[Collection entries]
** Start **

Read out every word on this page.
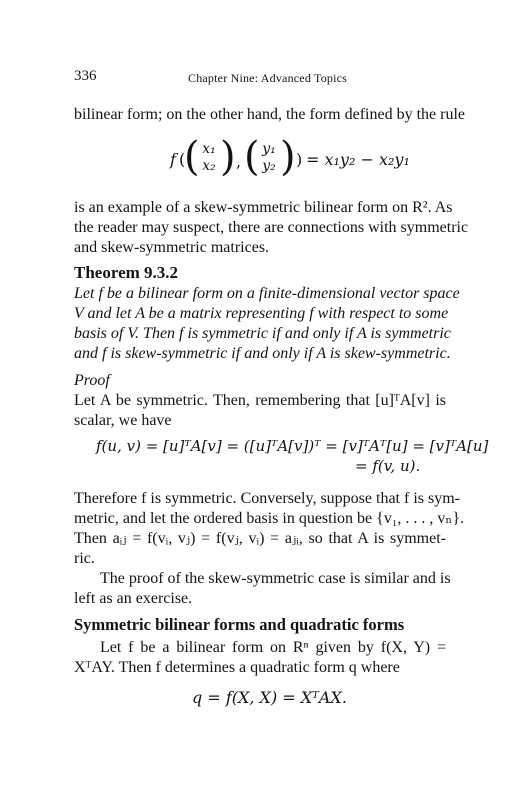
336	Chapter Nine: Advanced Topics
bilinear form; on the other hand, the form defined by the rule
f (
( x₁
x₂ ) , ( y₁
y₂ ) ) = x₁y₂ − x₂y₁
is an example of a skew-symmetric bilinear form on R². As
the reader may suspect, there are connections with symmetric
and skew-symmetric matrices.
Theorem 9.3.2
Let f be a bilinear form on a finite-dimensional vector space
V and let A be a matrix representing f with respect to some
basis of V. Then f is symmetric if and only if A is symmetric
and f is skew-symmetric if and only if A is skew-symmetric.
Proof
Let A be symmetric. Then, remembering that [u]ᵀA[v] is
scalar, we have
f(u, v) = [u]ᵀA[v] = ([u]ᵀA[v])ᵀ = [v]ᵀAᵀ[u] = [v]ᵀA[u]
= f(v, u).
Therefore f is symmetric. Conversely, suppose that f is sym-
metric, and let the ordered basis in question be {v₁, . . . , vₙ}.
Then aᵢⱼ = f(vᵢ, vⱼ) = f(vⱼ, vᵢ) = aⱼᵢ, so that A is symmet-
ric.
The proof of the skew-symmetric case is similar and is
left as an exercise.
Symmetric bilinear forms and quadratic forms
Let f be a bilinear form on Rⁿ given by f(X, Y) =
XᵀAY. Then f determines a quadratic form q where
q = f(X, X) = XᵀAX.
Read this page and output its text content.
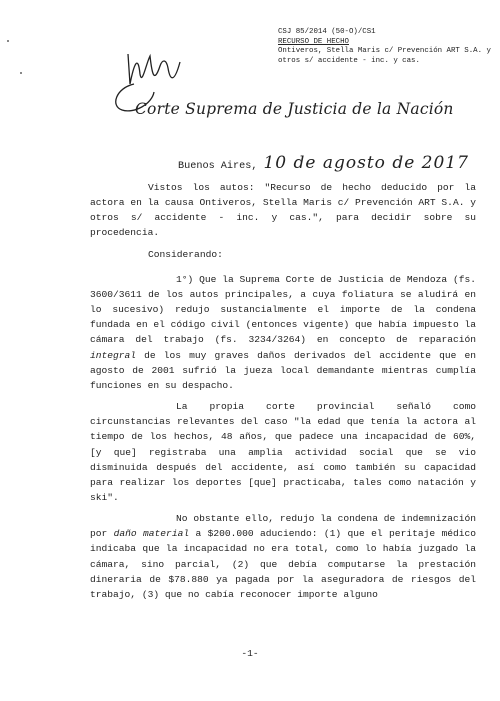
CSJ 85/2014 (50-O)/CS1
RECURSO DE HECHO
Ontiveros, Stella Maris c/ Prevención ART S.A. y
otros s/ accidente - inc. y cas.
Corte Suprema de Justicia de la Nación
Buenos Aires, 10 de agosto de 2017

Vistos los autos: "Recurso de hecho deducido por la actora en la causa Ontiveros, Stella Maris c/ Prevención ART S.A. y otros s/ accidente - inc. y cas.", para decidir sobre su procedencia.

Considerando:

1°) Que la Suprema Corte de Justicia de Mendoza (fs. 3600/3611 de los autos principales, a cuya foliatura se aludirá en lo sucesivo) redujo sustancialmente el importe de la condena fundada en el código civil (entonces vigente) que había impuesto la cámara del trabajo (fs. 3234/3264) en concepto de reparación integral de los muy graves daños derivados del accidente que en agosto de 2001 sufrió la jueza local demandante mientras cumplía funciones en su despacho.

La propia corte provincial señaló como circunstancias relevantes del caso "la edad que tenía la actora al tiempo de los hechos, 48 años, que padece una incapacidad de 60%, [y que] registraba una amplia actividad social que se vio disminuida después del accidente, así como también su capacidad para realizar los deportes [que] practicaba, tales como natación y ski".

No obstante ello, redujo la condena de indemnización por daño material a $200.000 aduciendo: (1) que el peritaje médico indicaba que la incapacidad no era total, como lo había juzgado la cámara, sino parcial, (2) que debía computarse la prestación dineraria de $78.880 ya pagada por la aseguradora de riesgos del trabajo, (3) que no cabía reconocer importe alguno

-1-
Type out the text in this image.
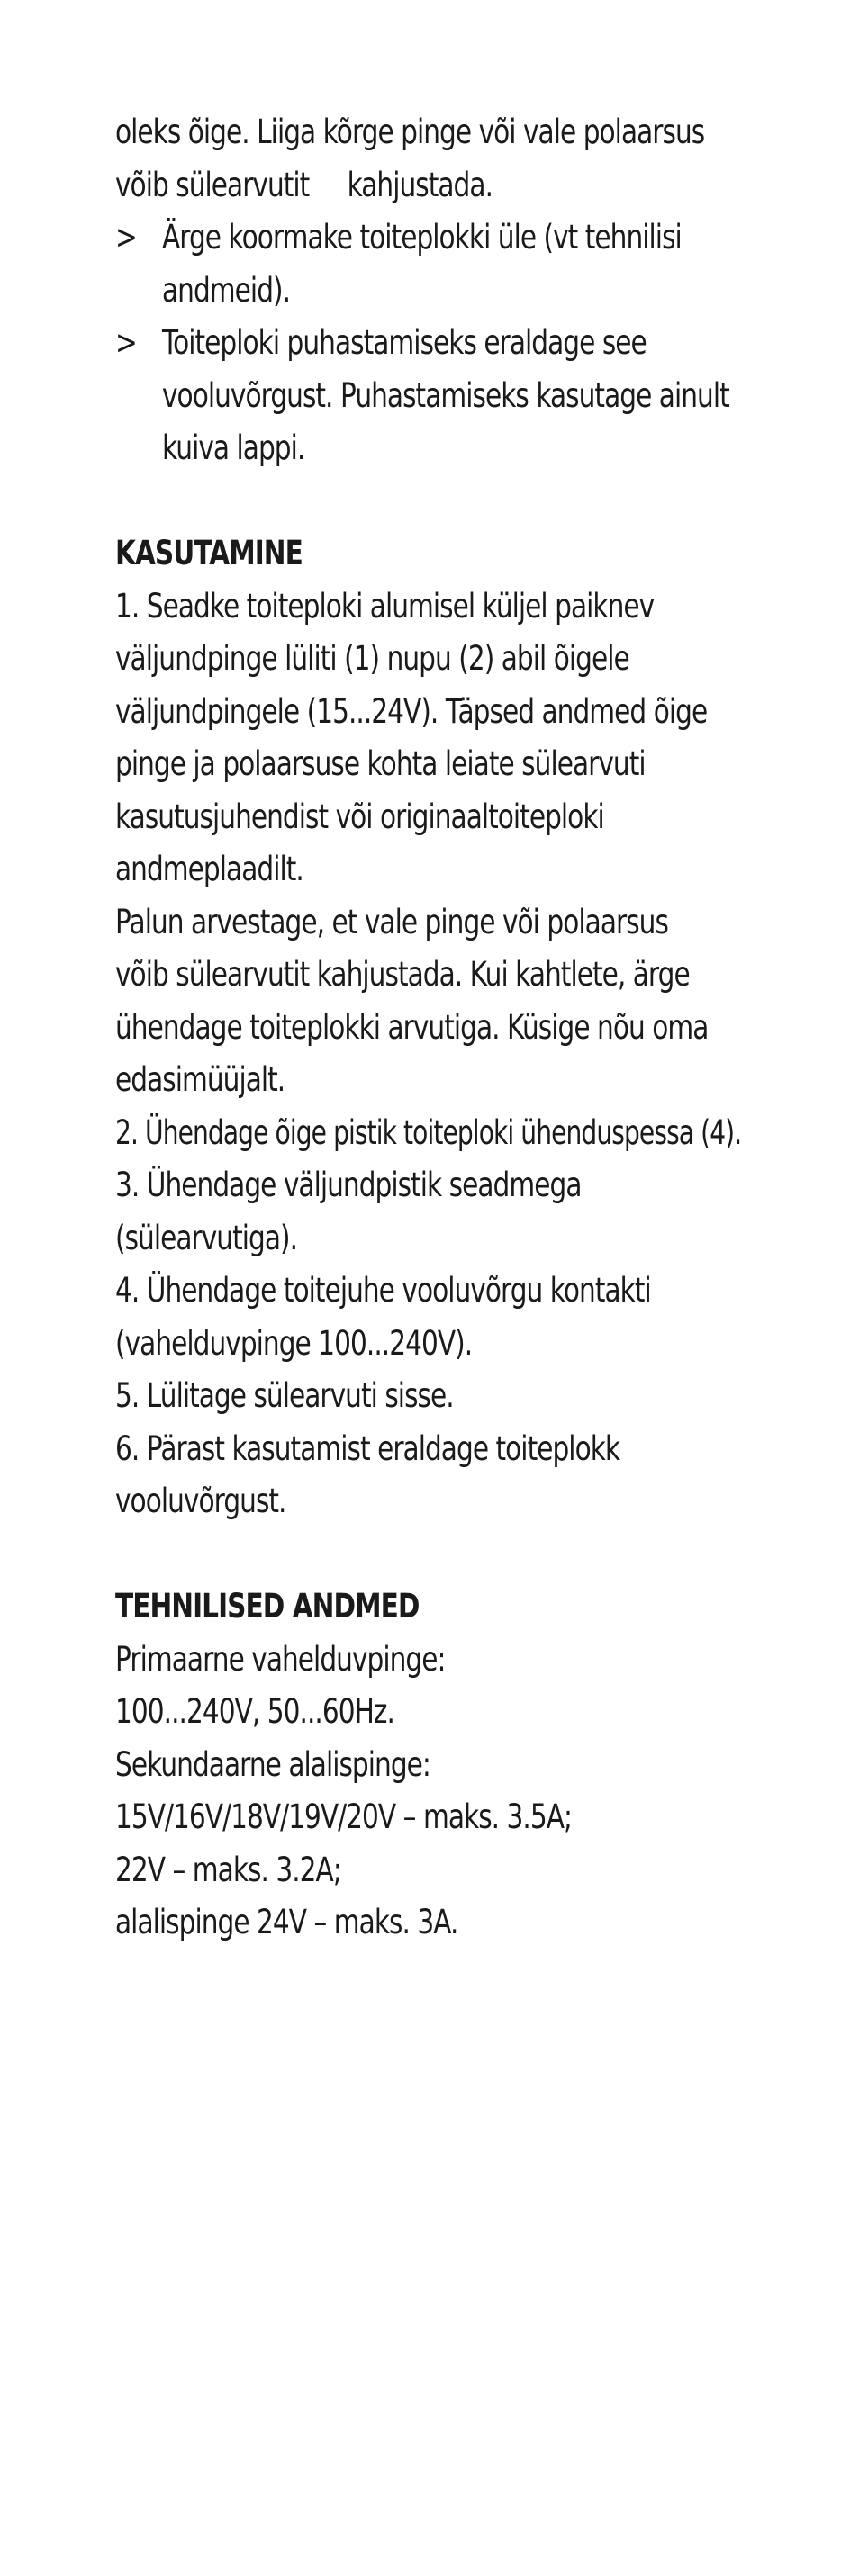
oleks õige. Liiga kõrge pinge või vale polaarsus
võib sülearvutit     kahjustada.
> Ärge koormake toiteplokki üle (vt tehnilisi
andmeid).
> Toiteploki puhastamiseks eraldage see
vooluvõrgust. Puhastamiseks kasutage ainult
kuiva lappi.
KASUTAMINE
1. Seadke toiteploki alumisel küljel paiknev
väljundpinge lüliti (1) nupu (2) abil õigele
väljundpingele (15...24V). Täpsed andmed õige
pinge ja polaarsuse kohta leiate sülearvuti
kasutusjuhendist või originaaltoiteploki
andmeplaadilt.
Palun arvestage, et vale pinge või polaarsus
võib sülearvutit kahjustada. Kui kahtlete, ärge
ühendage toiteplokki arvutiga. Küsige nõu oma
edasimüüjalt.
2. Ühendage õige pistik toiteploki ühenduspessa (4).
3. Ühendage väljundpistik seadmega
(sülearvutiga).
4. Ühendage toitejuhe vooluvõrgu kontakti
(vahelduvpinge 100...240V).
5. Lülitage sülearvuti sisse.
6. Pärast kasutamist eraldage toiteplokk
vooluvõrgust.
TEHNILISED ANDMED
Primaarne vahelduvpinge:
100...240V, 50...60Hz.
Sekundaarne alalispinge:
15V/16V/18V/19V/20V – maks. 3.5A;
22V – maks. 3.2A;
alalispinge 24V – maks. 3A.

** End **

→ Stated goal: Quote the full listing above word for word; exclude every picture from the copy.

→ Response to this task:
Read out every word on this page.
336	Chapter Nine: Advanced Topics
bilinear form; on the other hand, the form defined by the rule
f (
( x₁
x₂ ) , ( y₁
y₂ ) ) = x₁y₂ − x₂y₁
is an example of a skew-symmetric bilinear form on R². As
the reader may suspect, there are connections with symmetric
and skew-symmetric matrices.
Theorem 9.3.2
Let f be a bilinear form on a finite-dimensional vector space
V and let A be a matrix representing f with respect to some
basis of V. Then f is symmetric if and only if A is symmetric
and f is skew-symmetric if and only if A is skew-symmetric.
Proof
Let A be symmetric. Then, remembering that [u]ᵀA[v] is
scalar, we have
f(u, v) = [u]ᵀA[v] = ([u]ᵀA[v])ᵀ = [v]ᵀAᵀ[u] = [v]ᵀA[u]
= f(v, u).
Therefore f is symmetric. Conversely, suppose that f is sym-
metric, and let the ordered basis in question be {v₁, . . . , vₙ}.
Then aᵢⱼ = f(vᵢ, vⱼ) = f(vⱼ, vᵢ) = aⱼᵢ, so that A is symmet-
ric.
The proof of the skew-symmetric case is similar and is
left as an exercise.
Symmetric bilinear forms and quadratic forms
Let f be a bilinear form on Rⁿ given by f(X, Y) =
XᵀAY. Then f determines a quadratic form q where
q = f(X, X) = XᵀAX.
Read this page and output its text content.
CSJ 85/2014 (50-O)/CS1
RECURSO DE HECHO
Ontiveros, Stella Maris c/ Prevención ART S.A. y
otros s/ accidente - inc. y cas.
Corte Suprema de Justicia de la Nación
Buenos Aires, 10 de agosto de 2017

Vistos los autos: "Recurso de hecho deducido por la actora en la causa Ontiveros, Stella Maris c/ Prevención ART S.A. y otros s/ accidente - inc. y cas.", para decidir sobre su procedencia.

Considerando:

1°) Que la Suprema Corte de Justicia de Mendoza (fs. 3600/3611 de los autos principales, a cuya foliatura se aludirá en lo sucesivo) redujo sustancialmente el importe de la condena fundada en el código civil (entonces vigente) que había impuesto la cámara del trabajo (fs. 3234/3264) en concepto de reparación integral de los muy graves daños derivados del accidente que en agosto de 2001 sufrió la jueza local demandante mientras cumplía funciones en su despacho.

La propia corte provincial señaló como circunstancias relevantes del caso "la edad que tenía la actora al tiempo de los hechos, 48 años, que padece una incapacidad de 60%, [y que] registraba una amplia actividad social que se vio disminuida después del accidente, así como también su capacidad para realizar los deportes [que] practicaba, tales como natación y ski".

No obstante ello, redujo la condena de indemnización por daño material a $200.000 aduciendo: (1) que el peritaje médico indicaba que la incapacidad no era total, como lo había juzgado la cámara, sino parcial, (2) que debía computarse la prestación dineraria de $78.880 ya pagada por la aseguradora de riesgos del trabajo, (3) que no cabía reconocer importe alguno

-1-
Type out the text in this image.
oleks õige. Liiga kõrge pinge või vale polaarsus
võib sülearvutit     kahjustada.
> Ärge koormake toiteplokki üle (vt tehnilisi
andmeid).
> Toiteploki puhastamiseks eraldage see
vooluvõrgust. Puhastamiseks kasutage ainult
kuiva lappi.
KASUTAMINE
1. Seadke toiteploki alumisel küljel paiknev
väljundpinge lüliti (1) nupu (2) abil õigele
väljundpingele (15...24V). Täpsed andmed õige
pinge ja polaarsuse kohta leiate sülearvuti
kasutusjuhendist või originaaltoiteploki
andmeplaadilt.
Palun arvestage, et vale pinge või polaarsus
võib sülearvutit kahjustada. Kui kahtlete, ärge
ühendage toiteplokki arvutiga. Küsige nõu oma
edasimüüjalt.
2. Ühendage õige pistik toiteploki ühenduspessa (4).
3. Ühendage väljundpistik seadmega
(sülearvutiga).
4. Ühendage toitejuhe vooluvõrgu kontakti
(vahelduvpinge 100...240V).
5. Lülitage sülearvuti sisse.
6. Pärast kasutamist eraldage toiteplokk
vooluvõrgust.
TEHNILISED ANDMED
Primaarne vahelduvpinge:
100...240V, 50...60Hz.
Sekundaarne alalispinge:
15V/16V/18V/19V/20V – maks. 3.5A;
22V – maks. 3.2A;
alalispinge 24V – maks. 3A.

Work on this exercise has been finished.